**AIM**
Repeat exactly the lines from the line containing "Transcribe the text in this document." through the last line of the records below, inclusive, and nothing else.

**RECORDS FOR PROCESSING**
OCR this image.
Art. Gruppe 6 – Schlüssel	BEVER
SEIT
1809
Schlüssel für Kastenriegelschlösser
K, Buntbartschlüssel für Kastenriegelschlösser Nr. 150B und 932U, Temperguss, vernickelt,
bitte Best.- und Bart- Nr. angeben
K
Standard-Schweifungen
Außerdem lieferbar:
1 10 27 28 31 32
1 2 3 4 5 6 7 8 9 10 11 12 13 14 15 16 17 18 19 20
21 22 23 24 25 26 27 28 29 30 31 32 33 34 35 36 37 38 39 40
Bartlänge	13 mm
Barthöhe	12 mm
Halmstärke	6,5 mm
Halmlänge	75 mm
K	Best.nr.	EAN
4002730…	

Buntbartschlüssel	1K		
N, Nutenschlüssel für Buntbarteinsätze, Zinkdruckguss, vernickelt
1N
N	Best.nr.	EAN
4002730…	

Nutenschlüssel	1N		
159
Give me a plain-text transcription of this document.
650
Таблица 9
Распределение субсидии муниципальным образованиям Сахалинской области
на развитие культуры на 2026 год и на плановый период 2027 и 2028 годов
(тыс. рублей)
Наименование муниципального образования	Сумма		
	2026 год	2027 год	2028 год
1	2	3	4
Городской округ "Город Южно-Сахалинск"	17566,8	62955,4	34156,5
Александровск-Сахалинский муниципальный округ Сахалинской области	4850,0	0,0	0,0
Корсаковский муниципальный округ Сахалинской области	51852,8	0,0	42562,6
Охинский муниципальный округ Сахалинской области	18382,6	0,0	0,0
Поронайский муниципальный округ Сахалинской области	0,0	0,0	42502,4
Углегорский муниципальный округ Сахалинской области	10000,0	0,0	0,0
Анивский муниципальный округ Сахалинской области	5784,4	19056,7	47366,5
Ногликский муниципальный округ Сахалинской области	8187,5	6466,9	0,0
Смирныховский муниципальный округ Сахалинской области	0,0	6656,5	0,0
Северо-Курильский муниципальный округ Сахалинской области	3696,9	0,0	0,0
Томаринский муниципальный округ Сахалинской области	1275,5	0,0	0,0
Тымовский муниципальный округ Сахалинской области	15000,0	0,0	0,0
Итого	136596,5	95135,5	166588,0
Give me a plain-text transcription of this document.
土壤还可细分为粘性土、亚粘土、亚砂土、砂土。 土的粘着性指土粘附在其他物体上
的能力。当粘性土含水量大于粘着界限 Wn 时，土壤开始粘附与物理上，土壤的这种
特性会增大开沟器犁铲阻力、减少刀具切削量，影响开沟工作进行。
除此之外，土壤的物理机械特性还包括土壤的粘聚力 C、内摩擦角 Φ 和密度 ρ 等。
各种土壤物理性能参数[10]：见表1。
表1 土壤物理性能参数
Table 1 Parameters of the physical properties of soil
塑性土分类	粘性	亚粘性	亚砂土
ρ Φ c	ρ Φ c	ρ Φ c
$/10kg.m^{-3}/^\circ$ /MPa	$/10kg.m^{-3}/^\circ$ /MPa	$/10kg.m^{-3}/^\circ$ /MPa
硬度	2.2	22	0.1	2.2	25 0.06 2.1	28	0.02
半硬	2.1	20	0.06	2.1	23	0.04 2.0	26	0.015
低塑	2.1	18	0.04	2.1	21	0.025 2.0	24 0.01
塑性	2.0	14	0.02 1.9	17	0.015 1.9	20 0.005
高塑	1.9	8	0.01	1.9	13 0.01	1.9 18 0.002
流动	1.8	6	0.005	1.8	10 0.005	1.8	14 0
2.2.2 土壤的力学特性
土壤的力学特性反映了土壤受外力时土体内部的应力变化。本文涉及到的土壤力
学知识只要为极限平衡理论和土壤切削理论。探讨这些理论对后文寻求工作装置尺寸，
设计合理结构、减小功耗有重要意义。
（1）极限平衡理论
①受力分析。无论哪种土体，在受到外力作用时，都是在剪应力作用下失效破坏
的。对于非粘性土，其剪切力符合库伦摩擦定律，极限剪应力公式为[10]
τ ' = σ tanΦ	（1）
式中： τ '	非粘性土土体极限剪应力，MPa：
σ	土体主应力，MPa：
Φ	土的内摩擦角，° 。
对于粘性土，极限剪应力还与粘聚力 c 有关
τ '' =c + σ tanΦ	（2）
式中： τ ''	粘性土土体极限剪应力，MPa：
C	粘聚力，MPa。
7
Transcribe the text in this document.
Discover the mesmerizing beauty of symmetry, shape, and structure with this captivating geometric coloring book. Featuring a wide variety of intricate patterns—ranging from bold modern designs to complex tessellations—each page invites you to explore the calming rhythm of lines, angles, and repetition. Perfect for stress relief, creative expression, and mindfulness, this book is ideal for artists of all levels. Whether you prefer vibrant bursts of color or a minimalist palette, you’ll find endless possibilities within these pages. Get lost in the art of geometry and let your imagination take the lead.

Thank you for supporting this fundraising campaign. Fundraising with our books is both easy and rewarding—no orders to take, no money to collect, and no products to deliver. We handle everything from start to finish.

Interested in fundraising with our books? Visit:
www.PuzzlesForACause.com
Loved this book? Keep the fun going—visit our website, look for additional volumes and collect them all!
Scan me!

**THE COMPLETED TASK**
Transcribe the text in this document.
Discover the mesmerizing beauty of symmetry, shape, and structure with this captivating geometric coloring book. Featuring a wide variety of intricate patterns—ranging from bold modern designs to complex tessellations—each page invites you to explore the calming rhythm of lines, angles, and repetition. Perfect for stress relief, creative expression, and mindfulness, this book is ideal for artists of all levels. Whether you prefer vibrant bursts of color or a minimalist palette, you’ll find endless possibilities within these pages. Get lost in the art of geometry and let your imagination take the lead.

Thank you for supporting this fundraising campaign. Fundraising with our books is both easy and rewarding—no orders to take, no money to collect, and no products to deliver. We handle everything from start to finish.

Interested in fundraising with our books? Visit:
www.PuzzlesForACause.com
Loved this book? Keep the fun going—visit our website, look for additional volumes and collect them all!
Scan me!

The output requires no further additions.